SET EXERCISE: Give every entry again, unchanged, and leave its images out.

:: RECORDS FOR PROCESSING ::

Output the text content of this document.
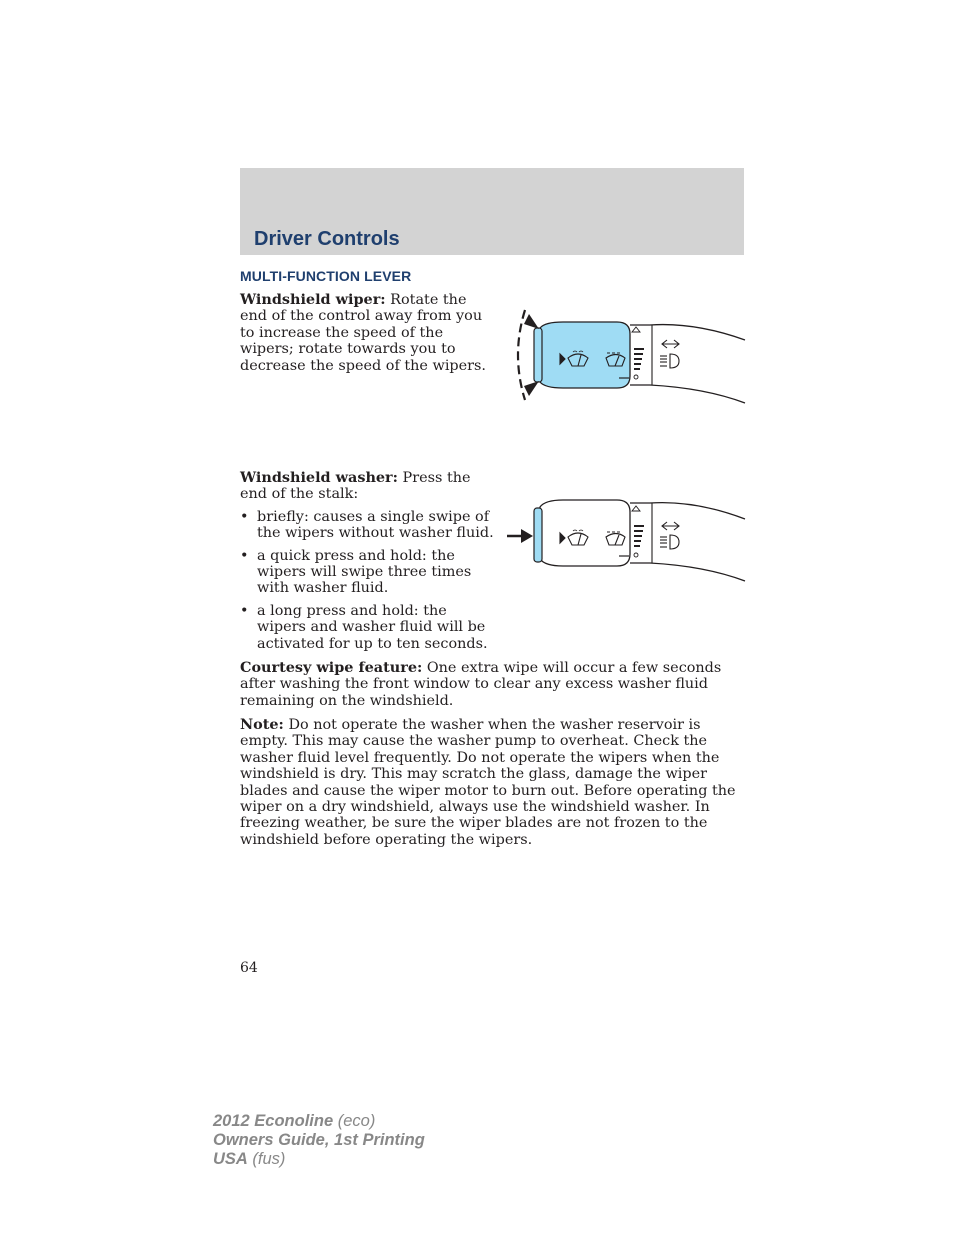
Driver Controls
MULTI-FUNCTION LEVER

Windshield wiper: Rotate the end of the control away from you to increase the speed of the wipers; rotate towards you to decrease the speed of the wipers.

Windshield washer: Press the end of the stalk:

• briefly: causes a single swipe of the wipers without washer fluid.
• a quick press and hold: the wipers will swipe three times with washer fluid.
• a long press and hold: the wipers and washer fluid will be activated for up to ten seconds.

Courtesy wipe feature: One extra wipe will occur a few seconds after washing the front window to clear any excess washer fluid remaining on the windshield.

Note: Do not operate the washer when the washer reservoir is empty. This may cause the washer pump to overheat. Check the washer fluid level frequently. Do not operate the wipers when the windshield is dry. This may scratch the glass, damage the wiper blades and cause the wiper motor to burn out. Before operating the wiper on a dry windshield, always use the windshield washer. In freezing weather, be sure the wiper blades are not frozen to the windshield before operating the wipers.

64
2012 Econoline (eco)
Owners Guide, 1st Printing
USA (fus)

:::

RESPONSE TO THIS EXERCISE:
Output the text content of this document.
Driver Controls
MULTI-FUNCTION LEVER

Windshield wiper: Rotate the end of the control away from you to increase the speed of the wipers; rotate towards you to decrease the speed of the wipers.

Windshield washer: Press the end of the stalk:

• briefly: causes a single swipe of the wipers without washer fluid.
• a quick press and hold: the wipers will swipe three times with washer fluid.
• a long press and hold: the wipers and washer fluid will be activated for up to ten seconds.

Courtesy wipe feature: One extra wipe will occur a few seconds after washing the front window to clear any excess washer fluid remaining on the windshield.

Note: Do not operate the washer when the washer reservoir is empty. This may cause the washer pump to overheat. Check the washer fluid level frequently. Do not operate the wipers when the windshield is dry. This may scratch the glass, damage the wiper blades and cause the wiper motor to burn out. Before operating the wiper on a dry windshield, always use the windshield washer. In freezing weather, be sure the wiper blades are not frozen to the windshield before operating the wipers.

64
2012 Econoline (eco)
Owners Guide, 1st Printing
USA (fus)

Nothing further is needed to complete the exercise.